▸ Exercise text
========================================================================
RezzRX: Recall - Undeclared Drug Ingredients
Audience: Consumer, Health Professional
ISSUE: Fossil Fuel Products, LLC, is recalling lots QL110714A102 and QL110408B046 of “RezzRX.” Laboratory analysis conducted by the FDA determined the RezzRX lot QL110714A102 contains undeclared hydroxylthiohomosildenafil and aminotadalafil and RezzRX lot QL110408B046 contains undeclared hydroxylthiohomosildenafil. The products have been found to contain active ingredients of FDA approved drugs used to treat erectile dysfunction (ED), making “RezzRX” an unapproved new drug.
These undeclared active ingredients pose a threat to consumers because use of these products have the potential to interact with nitrates found in some prescription drugs such as nitroglycerin and may lower blood pressure to unsafe levels. Consumers with diabetes, high blood pressure, high cholesterol, or heart disease often take nitrates. Additionally, may cause side effects, such as headaches and flushing.
BACKGROUND: RezzRX is marketed as a natural supplement for sexual enhancement. RezzRX was distributed nationwide through various websites and retail stores in Georgia.
RECOMMENDATION: Consumers, distributors and retailers that have product which is being recalled should stop using and return to place of purchase. Consumers should contact their physician or healthcare provider if they have experienced any problems that may be related to taking or using this drug product. Consumers with questions regarding this recall can contact Fossil Fuel Products, LLC, by 1-877-773-9979 or firstname.lastname@example.org, Monday-Friday, 9:00 am- 5:00 pm, EST.
Healthcare professionals and patients are encouraged to report adverse events or side effects related to the use of these products to the FDA's MedWatch Safety Information and Adverse Event Reporting Program:
- Complete and submit the report Online: www.fda.gov/MedWatch/report.htm
- Download form or call 1-800-332-1088 to request a reporting form, then complete and return to the address on the pre-addressed form, or submit by fax to 1-800-FDA-0178
[11/18/2013 - Firm Press Release - Fossil Fuel Products, LLC]
========================================================================
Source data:
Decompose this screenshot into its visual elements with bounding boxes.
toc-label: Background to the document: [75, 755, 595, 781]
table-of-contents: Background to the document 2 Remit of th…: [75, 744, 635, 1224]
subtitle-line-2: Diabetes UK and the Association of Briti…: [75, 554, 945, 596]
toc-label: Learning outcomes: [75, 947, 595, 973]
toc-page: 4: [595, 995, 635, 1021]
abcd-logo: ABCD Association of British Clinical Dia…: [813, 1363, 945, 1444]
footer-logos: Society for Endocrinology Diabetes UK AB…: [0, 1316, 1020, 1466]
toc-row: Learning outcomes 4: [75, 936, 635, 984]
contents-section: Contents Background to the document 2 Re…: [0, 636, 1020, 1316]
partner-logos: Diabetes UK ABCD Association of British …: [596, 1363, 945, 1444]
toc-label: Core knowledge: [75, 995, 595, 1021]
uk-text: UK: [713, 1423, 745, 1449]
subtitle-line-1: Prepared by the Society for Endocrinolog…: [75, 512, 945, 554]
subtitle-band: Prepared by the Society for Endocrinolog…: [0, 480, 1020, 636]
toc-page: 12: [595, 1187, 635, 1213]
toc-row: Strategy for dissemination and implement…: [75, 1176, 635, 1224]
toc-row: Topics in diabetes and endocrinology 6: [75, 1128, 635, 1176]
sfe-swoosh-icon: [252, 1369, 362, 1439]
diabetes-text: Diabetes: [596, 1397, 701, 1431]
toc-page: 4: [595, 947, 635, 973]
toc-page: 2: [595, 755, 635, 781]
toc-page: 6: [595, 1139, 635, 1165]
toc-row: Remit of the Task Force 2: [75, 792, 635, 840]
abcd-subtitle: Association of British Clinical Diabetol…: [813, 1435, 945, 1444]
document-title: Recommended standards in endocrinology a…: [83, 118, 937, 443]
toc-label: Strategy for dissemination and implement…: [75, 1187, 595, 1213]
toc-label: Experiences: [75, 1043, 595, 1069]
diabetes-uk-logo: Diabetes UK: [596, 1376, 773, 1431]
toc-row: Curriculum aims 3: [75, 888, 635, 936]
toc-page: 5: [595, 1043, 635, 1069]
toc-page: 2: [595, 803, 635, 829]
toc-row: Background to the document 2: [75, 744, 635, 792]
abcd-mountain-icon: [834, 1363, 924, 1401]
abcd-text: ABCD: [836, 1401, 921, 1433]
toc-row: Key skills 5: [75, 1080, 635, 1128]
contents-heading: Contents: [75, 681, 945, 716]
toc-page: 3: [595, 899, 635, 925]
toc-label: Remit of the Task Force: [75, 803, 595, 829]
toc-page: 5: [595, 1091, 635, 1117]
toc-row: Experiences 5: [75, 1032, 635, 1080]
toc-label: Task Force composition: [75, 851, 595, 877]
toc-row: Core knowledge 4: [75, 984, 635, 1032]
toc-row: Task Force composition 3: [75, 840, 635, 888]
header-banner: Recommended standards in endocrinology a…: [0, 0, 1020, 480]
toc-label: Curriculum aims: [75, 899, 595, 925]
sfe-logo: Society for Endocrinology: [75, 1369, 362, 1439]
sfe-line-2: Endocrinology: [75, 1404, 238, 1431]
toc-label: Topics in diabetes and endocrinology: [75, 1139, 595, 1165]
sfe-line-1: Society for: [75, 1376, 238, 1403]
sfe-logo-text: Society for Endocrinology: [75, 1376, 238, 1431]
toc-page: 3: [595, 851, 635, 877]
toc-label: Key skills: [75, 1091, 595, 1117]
========================================================================
▸ Tasks and exercises
1. Copy out the RezzRX recall notice, beginning at the words "These undeclared active" and stopping after "stores in Georgia.", and swap "headaches" for "dizziness".
2. Please answer these questions about the RezzRX recall notice:
(a) Which lot was found to contain aminotadalafil?
(b) In what state was RezzRX sold through retail stores?
(c) What fax number can be used to submit a MedWatch reporting form?

▸ Per-task outputs
1.
These undeclared active ingredients pose a threat to consumers because use of these products have the potential to interact with nitrates found in some prescription drugs such as nitroglycerin and may lower blood pressure to unsafe levels. Consumers with diabetes, high blood pressure, high cholesterol, or heart disease often take nitrates. Additionally, may cause side effects, such as dizziness and flushing.
BACKGROUND: RezzRX is marketed as a natural supplement for sexual enhancement. RezzRX was distributed nationwide through various websites and retail stores in Georgia.

2.
(a) QL110714A102
(b) Georgia
(c) 1-800-FDA-0178